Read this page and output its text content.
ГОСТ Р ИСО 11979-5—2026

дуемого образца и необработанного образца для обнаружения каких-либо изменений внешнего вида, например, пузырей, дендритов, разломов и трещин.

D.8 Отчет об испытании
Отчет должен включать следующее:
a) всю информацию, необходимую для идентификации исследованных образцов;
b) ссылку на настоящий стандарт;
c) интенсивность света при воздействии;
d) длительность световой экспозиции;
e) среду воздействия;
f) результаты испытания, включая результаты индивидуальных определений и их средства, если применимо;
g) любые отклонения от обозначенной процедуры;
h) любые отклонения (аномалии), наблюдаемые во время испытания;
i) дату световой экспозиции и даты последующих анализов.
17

□ □ □

The answer is a single number, the count of lines in the records that contain the string "экспозиции".

* [TASK RESULT]: 2